RECORDS:

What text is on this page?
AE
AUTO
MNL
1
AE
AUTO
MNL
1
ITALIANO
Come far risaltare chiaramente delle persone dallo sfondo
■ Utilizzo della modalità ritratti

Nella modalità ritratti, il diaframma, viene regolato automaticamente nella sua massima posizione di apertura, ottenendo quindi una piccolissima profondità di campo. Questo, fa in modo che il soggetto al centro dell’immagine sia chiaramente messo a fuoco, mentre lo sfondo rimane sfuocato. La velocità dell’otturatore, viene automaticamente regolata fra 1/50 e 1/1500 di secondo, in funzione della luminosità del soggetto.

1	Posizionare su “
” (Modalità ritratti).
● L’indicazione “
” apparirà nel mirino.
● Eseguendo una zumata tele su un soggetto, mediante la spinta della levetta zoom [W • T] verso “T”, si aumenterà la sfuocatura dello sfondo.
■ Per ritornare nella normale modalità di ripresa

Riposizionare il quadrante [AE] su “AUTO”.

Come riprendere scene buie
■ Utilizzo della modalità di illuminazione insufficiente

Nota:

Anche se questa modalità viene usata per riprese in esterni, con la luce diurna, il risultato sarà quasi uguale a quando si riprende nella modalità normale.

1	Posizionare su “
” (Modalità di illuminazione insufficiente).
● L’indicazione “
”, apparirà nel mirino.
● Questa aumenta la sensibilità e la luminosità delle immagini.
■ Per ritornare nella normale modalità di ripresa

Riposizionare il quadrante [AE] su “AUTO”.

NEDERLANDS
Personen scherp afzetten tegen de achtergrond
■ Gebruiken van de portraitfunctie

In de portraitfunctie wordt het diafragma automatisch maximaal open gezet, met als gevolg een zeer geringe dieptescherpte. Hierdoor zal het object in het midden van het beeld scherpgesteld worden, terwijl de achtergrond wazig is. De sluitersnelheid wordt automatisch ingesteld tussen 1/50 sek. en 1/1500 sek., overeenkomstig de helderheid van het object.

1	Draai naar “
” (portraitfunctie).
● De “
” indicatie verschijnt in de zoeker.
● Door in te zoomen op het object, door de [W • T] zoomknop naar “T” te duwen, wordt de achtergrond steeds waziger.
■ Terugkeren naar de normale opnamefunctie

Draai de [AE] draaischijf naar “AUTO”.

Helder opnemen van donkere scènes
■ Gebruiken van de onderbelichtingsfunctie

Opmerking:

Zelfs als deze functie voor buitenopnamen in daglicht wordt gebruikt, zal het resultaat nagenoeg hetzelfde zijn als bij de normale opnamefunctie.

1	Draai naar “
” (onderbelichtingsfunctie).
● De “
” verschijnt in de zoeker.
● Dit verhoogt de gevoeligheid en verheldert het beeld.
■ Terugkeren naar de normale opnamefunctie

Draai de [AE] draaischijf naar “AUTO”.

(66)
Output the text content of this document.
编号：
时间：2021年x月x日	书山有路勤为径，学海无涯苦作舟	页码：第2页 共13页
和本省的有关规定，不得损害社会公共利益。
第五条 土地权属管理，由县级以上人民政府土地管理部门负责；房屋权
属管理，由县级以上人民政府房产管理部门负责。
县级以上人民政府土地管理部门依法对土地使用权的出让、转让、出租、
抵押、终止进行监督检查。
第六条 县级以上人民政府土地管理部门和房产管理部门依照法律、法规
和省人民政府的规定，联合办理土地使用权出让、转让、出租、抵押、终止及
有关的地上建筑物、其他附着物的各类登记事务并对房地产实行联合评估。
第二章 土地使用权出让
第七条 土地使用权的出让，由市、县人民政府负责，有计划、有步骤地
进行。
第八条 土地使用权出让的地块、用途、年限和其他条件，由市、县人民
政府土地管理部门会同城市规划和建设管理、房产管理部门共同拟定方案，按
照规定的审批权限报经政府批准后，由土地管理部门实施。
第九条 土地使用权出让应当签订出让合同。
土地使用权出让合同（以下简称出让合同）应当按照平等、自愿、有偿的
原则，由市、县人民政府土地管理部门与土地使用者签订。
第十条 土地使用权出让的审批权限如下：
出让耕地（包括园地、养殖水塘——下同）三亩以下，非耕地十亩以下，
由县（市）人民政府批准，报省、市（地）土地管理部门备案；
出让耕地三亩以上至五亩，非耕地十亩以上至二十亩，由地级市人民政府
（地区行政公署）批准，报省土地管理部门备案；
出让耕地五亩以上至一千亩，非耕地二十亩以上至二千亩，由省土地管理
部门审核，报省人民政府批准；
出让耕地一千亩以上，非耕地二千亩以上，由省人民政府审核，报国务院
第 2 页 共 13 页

INSTRUCTIONS TO FOLLOW: Write out every entry exactly as given.

WRITTEN REPLY:
What text is on this page?
AE
AUTO
MNL
1
AE
AUTO
MNL
1
ITALIANO
Come far risaltare chiaramente delle persone dallo sfondo
■ Utilizzo della modalità ritratti

Nella modalità ritratti, il diaframma, viene regolato automaticamente nella sua massima posizione di apertura, ottenendo quindi una piccolissima profondità di campo. Questo, fa in modo che il soggetto al centro dell’immagine sia chiaramente messo a fuoco, mentre lo sfondo rimane sfuocato. La velocità dell’otturatore, viene automaticamente regolata fra 1/50 e 1/1500 di secondo, in funzione della luminosità del soggetto.

1	Posizionare su “
” (Modalità ritratti).
● L’indicazione “
” apparirà nel mirino.
● Eseguendo una zumata tele su un soggetto, mediante la spinta della levetta zoom [W • T] verso “T”, si aumenterà la sfuocatura dello sfondo.
■ Per ritornare nella normale modalità di ripresa

Riposizionare il quadrante [AE] su “AUTO”.

Come riprendere scene buie
■ Utilizzo della modalità di illuminazione insufficiente

Nota:

Anche se questa modalità viene usata per riprese in esterni, con la luce diurna, il risultato sarà quasi uguale a quando si riprende nella modalità normale.

1	Posizionare su “
” (Modalità di illuminazione insufficiente).
● L’indicazione “
”, apparirà nel mirino.
● Questa aumenta la sensibilità e la luminosità delle immagini.
■ Per ritornare nella normale modalità di ripresa

Riposizionare il quadrante [AE] su “AUTO”.

NEDERLANDS
Personen scherp afzetten tegen de achtergrond
■ Gebruiken van de portraitfunctie

In de portraitfunctie wordt het diafragma automatisch maximaal open gezet, met als gevolg een zeer geringe dieptescherpte. Hierdoor zal het object in het midden van het beeld scherpgesteld worden, terwijl de achtergrond wazig is. De sluitersnelheid wordt automatisch ingesteld tussen 1/50 sek. en 1/1500 sek., overeenkomstig de helderheid van het object.

1	Draai naar “
” (portraitfunctie).
● De “
” indicatie verschijnt in de zoeker.
● Door in te zoomen op het object, door de [W • T] zoomknop naar “T” te duwen, wordt de achtergrond steeds waziger.
■ Terugkeren naar de normale opnamefunctie

Draai de [AE] draaischijf naar “AUTO”.

Helder opnemen van donkere scènes
■ Gebruiken van de onderbelichtingsfunctie

Opmerking:

Zelfs als deze functie voor buitenopnamen in daglicht wordt gebruikt, zal het resultaat nagenoeg hetzelfde zijn als bij de normale opnamefunctie.

1	Draai naar “
” (onderbelichtingsfunctie).
● De “
” verschijnt in de zoeker.
● Dit verhoogt de gevoeligheid en verheldert het beeld.
■ Terugkeren naar de normale opnamefunctie

Draai de [AE] draaischijf naar “AUTO”.

(66)
Output the text content of this document.
编号：
时间：2021年x月x日	书山有路勤为径，学海无涯苦作舟	页码：第2页 共13页
和本省的有关规定，不得损害社会公共利益。
第五条 土地权属管理，由县级以上人民政府土地管理部门负责；房屋权
属管理，由县级以上人民政府房产管理部门负责。
县级以上人民政府土地管理部门依法对土地使用权的出让、转让、出租、
抵押、终止进行监督检查。
第六条 县级以上人民政府土地管理部门和房产管理部门依照法律、法规
和省人民政府的规定，联合办理土地使用权出让、转让、出租、抵押、终止及
有关的地上建筑物、其他附着物的各类登记事务并对房地产实行联合评估。
第二章 土地使用权出让
第七条 土地使用权的出让，由市、县人民政府负责，有计划、有步骤地
进行。
第八条 土地使用权出让的地块、用途、年限和其他条件，由市、县人民
政府土地管理部门会同城市规划和建设管理、房产管理部门共同拟定方案，按
照规定的审批权限报经政府批准后，由土地管理部门实施。
第九条 土地使用权出让应当签订出让合同。
土地使用权出让合同（以下简称出让合同）应当按照平等、自愿、有偿的
原则，由市、县人民政府土地管理部门与土地使用者签订。
第十条 土地使用权出让的审批权限如下：
出让耕地（包括园地、养殖水塘——下同）三亩以下，非耕地十亩以下，
由县（市）人民政府批准，报省、市（地）土地管理部门备案；
出让耕地三亩以上至五亩，非耕地十亩以上至二十亩，由地级市人民政府
（地区行政公署）批准，报省土地管理部门备案；
出让耕地五亩以上至一千亩，非耕地二十亩以上至二千亩，由省土地管理
部门审核，报省人民政府批准；
出让耕地一千亩以上，非耕地二千亩以上，由省人民政府审核，报国务院
第 2 页 共 13 页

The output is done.